Data records

════════

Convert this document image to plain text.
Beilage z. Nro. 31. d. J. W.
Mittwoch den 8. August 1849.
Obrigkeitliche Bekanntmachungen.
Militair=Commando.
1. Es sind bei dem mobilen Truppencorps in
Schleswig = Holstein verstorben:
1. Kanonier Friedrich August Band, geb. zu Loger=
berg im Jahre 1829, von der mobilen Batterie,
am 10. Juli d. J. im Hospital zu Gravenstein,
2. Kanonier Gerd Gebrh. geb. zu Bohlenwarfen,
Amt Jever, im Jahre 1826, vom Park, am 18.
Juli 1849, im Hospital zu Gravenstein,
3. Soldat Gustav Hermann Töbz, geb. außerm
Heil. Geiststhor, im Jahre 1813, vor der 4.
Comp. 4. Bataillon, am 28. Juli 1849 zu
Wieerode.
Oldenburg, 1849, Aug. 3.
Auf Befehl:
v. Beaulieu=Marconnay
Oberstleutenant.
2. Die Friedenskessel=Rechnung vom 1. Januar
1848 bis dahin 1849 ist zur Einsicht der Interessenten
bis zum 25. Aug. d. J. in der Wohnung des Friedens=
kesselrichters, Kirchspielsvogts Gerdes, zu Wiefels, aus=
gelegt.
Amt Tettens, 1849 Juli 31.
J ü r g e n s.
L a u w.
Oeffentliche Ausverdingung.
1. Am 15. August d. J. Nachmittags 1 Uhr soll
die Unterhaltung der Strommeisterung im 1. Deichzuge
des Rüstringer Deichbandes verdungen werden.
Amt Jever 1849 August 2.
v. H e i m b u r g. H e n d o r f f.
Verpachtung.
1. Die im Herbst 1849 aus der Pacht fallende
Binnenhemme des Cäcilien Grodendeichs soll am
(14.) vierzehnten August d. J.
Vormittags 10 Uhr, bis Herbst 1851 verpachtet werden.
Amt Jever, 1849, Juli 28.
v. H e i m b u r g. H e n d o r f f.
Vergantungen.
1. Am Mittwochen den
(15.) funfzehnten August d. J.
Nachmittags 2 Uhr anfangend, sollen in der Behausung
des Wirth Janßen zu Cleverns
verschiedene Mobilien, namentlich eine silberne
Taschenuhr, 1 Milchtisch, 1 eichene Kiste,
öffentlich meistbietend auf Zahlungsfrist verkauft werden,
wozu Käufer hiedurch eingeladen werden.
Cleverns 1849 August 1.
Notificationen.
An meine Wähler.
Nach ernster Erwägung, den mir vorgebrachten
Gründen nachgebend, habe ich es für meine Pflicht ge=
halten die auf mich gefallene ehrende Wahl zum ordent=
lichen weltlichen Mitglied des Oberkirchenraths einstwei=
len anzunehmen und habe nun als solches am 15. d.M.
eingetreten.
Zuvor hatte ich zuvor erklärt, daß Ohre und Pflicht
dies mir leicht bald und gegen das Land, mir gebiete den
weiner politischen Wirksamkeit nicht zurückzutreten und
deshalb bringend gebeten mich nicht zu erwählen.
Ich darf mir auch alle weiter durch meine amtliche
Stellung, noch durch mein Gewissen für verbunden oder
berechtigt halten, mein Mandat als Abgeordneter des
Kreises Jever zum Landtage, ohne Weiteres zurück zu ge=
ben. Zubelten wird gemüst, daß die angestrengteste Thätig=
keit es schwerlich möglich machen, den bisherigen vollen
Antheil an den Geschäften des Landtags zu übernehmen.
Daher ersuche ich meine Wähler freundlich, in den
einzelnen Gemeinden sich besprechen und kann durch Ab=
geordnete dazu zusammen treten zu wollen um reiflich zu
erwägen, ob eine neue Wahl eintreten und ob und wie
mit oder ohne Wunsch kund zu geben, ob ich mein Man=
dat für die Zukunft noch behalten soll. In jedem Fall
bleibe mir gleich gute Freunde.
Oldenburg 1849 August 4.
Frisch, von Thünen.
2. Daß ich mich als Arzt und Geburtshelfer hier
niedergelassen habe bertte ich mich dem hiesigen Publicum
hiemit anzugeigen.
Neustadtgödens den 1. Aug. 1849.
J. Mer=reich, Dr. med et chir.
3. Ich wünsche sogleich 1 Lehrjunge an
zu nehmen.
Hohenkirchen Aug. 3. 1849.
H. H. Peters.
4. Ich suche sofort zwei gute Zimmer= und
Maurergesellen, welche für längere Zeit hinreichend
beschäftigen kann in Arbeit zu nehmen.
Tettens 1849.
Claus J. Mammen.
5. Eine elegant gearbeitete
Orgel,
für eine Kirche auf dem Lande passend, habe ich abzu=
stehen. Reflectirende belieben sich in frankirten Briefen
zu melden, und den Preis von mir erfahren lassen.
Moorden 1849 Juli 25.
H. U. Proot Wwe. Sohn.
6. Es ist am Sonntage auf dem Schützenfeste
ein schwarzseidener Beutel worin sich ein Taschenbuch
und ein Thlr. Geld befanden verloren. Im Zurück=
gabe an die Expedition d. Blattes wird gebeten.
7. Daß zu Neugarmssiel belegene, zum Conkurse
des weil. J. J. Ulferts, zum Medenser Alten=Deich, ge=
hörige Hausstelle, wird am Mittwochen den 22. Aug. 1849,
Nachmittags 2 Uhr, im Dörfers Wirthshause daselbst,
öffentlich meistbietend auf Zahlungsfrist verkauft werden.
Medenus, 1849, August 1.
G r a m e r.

════════

→ **Request**
Reproduce the material above exactly; please quote every line of it.

→ **Answer to this problem**
Convert this document image to plain text.
Beilage z. Nro. 31. d. J. W.
Mittwoch den 8. August 1849.
Obrigkeitliche Bekanntmachungen.
Militair=Commando.
1. Es sind bei dem mobilen Truppencorps in
Schleswig = Holstein verstorben:
1. Kanonier Friedrich August Band, geb. zu Loger=
berg im Jahre 1829, von der mobilen Batterie,
am 10. Juli d. J. im Hospital zu Gravenstein,
2. Kanonier Gerd Gebrh. geb. zu Bohlenwarfen,
Amt Jever, im Jahre 1826, vom Park, am 18.
Juli 1849, im Hospital zu Gravenstein,
3. Soldat Gustav Hermann Töbz, geb. außerm
Heil. Geiststhor, im Jahre 1813, vor der 4.
Comp. 4. Bataillon, am 28. Juli 1849 zu
Wieerode.
Oldenburg, 1849, Aug. 3.
Auf Befehl:
v. Beaulieu=Marconnay
Oberstleutenant.
2. Die Friedenskessel=Rechnung vom 1. Januar
1848 bis dahin 1849 ist zur Einsicht der Interessenten
bis zum 25. Aug. d. J. in der Wohnung des Friedens=
kesselrichters, Kirchspielsvogts Gerdes, zu Wiefels, aus=
gelegt.
Amt Tettens, 1849 Juli 31.
J ü r g e n s.
L a u w.
Oeffentliche Ausverdingung.
1. Am 15. August d. J. Nachmittags 1 Uhr soll
die Unterhaltung der Strommeisterung im 1. Deichzuge
des Rüstringer Deichbandes verdungen werden.
Amt Jever 1849 August 2.
v. H e i m b u r g. H e n d o r f f.
Verpachtung.
1. Die im Herbst 1849 aus der Pacht fallende
Binnenhemme des Cäcilien Grodendeichs soll am
(14.) vierzehnten August d. J.
Vormittags 10 Uhr, bis Herbst 1851 verpachtet werden.
Amt Jever, 1849, Juli 28.
v. H e i m b u r g. H e n d o r f f.
Vergantungen.
1. Am Mittwochen den
(15.) funfzehnten August d. J.
Nachmittags 2 Uhr anfangend, sollen in der Behausung
des Wirth Janßen zu Cleverns
verschiedene Mobilien, namentlich eine silberne
Taschenuhr, 1 Milchtisch, 1 eichene Kiste,
öffentlich meistbietend auf Zahlungsfrist verkauft werden,
wozu Käufer hiedurch eingeladen werden.
Cleverns 1849 August 1.
Notificationen.
An meine Wähler.
Nach ernster Erwägung, den mir vorgebrachten
Gründen nachgebend, habe ich es für meine Pflicht ge=
halten die auf mich gefallene ehrende Wahl zum ordent=
lichen weltlichen Mitglied des Oberkirchenraths einstwei=
len anzunehmen und habe nun als solches am 15. d.M.
eingetreten.
Zuvor hatte ich zuvor erklärt, daß Ohre und Pflicht
dies mir leicht bald und gegen das Land, mir gebiete den
weiner politischen Wirksamkeit nicht zurückzutreten und
deshalb bringend gebeten mich nicht zu erwählen.
Ich darf mir auch alle weiter durch meine amtliche
Stellung, noch durch mein Gewissen für verbunden oder
berechtigt halten, mein Mandat als Abgeordneter des
Kreises Jever zum Landtage, ohne Weiteres zurück zu ge=
ben. Zubelten wird gemüst, daß die angestrengteste Thätig=
keit es schwerlich möglich machen, den bisherigen vollen
Antheil an den Geschäften des Landtags zu übernehmen.
Daher ersuche ich meine Wähler freundlich, in den
einzelnen Gemeinden sich besprechen und kann durch Ab=
geordnete dazu zusammen treten zu wollen um reiflich zu
erwägen, ob eine neue Wahl eintreten und ob und wie
mit oder ohne Wunsch kund zu geben, ob ich mein Man=
dat für die Zukunft noch behalten soll. In jedem Fall
bleibe mir gleich gute Freunde.
Oldenburg 1849 August 4.
Frisch, von Thünen.
2. Daß ich mich als Arzt und Geburtshelfer hier
niedergelassen habe bertte ich mich dem hiesigen Publicum
hiemit anzugeigen.
Neustadtgödens den 1. Aug. 1849.
J. Mer=reich, Dr. med et chir.
3. Ich wünsche sogleich 1 Lehrjunge an
zu nehmen.
Hohenkirchen Aug. 3. 1849.
H. H. Peters.
4. Ich suche sofort zwei gute Zimmer= und
Maurergesellen, welche für längere Zeit hinreichend
beschäftigen kann in Arbeit zu nehmen.
Tettens 1849.
Claus J. Mammen.
5. Eine elegant gearbeitete
Orgel,
für eine Kirche auf dem Lande passend, habe ich abzu=
stehen. Reflectirende belieben sich in frankirten Briefen
zu melden, und den Preis von mir erfahren lassen.
Moorden 1849 Juli 25.
H. U. Proot Wwe. Sohn.
6. Es ist am Sonntage auf dem Schützenfeste
ein schwarzseidener Beutel worin sich ein Taschenbuch
und ein Thlr. Geld befanden verloren. Im Zurück=
gabe an die Expedition d. Blattes wird gebeten.
7. Daß zu Neugarmssiel belegene, zum Conkurse
des weil. J. J. Ulferts, zum Medenser Alten=Deich, ge=
hörige Hausstelle, wird am Mittwochen den 22. Aug. 1849,
Nachmittags 2 Uhr, im Dörfers Wirthshause daselbst,
öffentlich meistbietend auf Zahlungsfrist verkauft werden.
Medenus, 1849, August 1.
G r a m e r.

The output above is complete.